• **PROBLEM**:
Pictures are not part of the copy; repeat everything else in the records exactly.
### DATA FOR THIS EXERCISE
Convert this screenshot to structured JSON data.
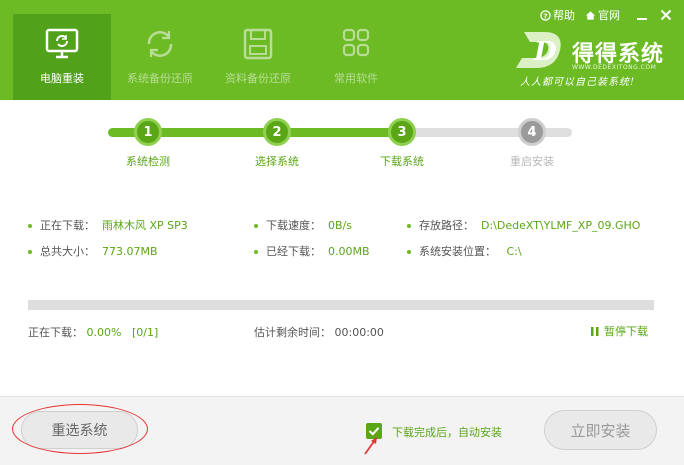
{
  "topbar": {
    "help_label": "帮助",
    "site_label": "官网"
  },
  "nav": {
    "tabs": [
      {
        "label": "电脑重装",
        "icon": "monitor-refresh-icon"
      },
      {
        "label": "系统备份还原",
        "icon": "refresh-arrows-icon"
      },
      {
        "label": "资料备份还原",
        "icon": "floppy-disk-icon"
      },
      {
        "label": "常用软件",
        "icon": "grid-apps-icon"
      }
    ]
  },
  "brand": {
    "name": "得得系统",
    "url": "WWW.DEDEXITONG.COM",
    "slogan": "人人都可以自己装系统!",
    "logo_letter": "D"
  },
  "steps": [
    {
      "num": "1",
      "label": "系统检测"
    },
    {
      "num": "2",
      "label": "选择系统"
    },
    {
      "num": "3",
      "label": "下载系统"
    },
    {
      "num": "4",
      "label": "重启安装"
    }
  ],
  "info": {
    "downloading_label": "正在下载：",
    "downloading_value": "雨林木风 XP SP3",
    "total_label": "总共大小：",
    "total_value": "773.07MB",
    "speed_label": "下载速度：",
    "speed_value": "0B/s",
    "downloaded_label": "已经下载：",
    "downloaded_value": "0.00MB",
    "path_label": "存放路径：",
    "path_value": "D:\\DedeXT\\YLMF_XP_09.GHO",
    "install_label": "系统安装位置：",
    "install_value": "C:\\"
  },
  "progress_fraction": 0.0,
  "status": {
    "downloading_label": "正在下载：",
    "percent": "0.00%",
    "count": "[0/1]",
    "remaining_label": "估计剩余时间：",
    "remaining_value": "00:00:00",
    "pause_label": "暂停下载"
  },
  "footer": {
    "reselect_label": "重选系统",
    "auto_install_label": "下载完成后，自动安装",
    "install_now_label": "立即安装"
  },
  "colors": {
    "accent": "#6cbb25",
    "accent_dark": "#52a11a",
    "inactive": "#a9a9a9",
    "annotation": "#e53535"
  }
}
######
• **RESPONSE**:
Convert this screenshot to structured JSON data.
{
  "topbar": {
    "help_label": "帮助",
    "site_label": "官网"
  },
  "nav": {
    "tabs": [
      {
        "label": "电脑重装",
        "icon": "monitor-refresh-icon"
      },
      {
        "label": "系统备份还原",
        "icon": "refresh-arrows-icon"
      },
      {
        "label": "资料备份还原",
        "icon": "floppy-disk-icon"
      },
      {
        "label": "常用软件",
        "icon": "grid-apps-icon"
      }
    ]
  },
  "brand": {
    "name": "得得系统",
    "url": "WWW.DEDEXITONG.COM",
    "slogan": "人人都可以自己装系统!",
    "logo_letter": "D"
  },
  "steps": [
    {
      "num": "1",
      "label": "系统检测"
    },
    {
      "num": "2",
      "label": "选择系统"
    },
    {
      "num": "3",
      "label": "下载系统"
    },
    {
      "num": "4",
      "label": "重启安装"
    }
  ],
  "info": {
    "downloading_label": "正在下载：",
    "downloading_value": "雨林木风 XP SP3",
    "total_label": "总共大小：",
    "total_value": "773.07MB",
    "speed_label": "下载速度：",
    "speed_value": "0B/s",
    "downloaded_label": "已经下载：",
    "downloaded_value": "0.00MB",
    "path_label": "存放路径：",
    "path_value": "D:\\DedeXT\\YLMF_XP_09.GHO",
    "install_label": "系统安装位置：",
    "install_value": "C:\\"
  },
  "progress_fraction": 0.0,
  "status": {
    "downloading_label": "正在下载：",
    "percent": "0.00%",
    "count": "[0/1]",
    "remaining_label": "估计剩余时间：",
    "remaining_value": "00:00:00",
    "pause_label": "暂停下载"
  },
  "footer": {
    "reselect_label": "重选系统",
    "auto_install_label": "下载完成后，自动安装",
    "install_now_label": "立即安装"
  },
  "colors": {
    "accent": "#6cbb25",
    "accent_dark": "#52a11a",
    "inactive": "#a9a9a9",
    "annotation": "#e53535"
  }
}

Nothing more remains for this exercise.